◆ **GIVEN INSTRUCTION**: Check every line of the entries that follow, and copy the ones containing "count".

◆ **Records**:
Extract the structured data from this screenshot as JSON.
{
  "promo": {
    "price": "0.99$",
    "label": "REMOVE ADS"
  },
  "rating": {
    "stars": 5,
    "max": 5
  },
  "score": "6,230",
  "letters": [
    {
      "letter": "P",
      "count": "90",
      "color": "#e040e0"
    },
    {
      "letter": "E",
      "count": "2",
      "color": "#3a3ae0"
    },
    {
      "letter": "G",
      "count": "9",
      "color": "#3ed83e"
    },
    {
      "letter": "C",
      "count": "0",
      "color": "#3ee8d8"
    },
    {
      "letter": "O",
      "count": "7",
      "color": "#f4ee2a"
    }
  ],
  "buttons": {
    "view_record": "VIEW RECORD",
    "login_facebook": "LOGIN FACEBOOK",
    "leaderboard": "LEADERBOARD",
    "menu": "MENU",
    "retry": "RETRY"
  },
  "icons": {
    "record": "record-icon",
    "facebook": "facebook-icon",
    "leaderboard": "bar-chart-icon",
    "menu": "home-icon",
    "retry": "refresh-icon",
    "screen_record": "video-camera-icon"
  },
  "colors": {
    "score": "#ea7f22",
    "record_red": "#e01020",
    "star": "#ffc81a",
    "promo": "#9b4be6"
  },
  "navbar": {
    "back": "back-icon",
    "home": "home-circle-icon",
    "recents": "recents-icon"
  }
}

◆ **RESULT FOR THIS TASK**:
      "count": "90",
      "count": "2",
      "count": "9",
      "count": "0",
      "count": "7",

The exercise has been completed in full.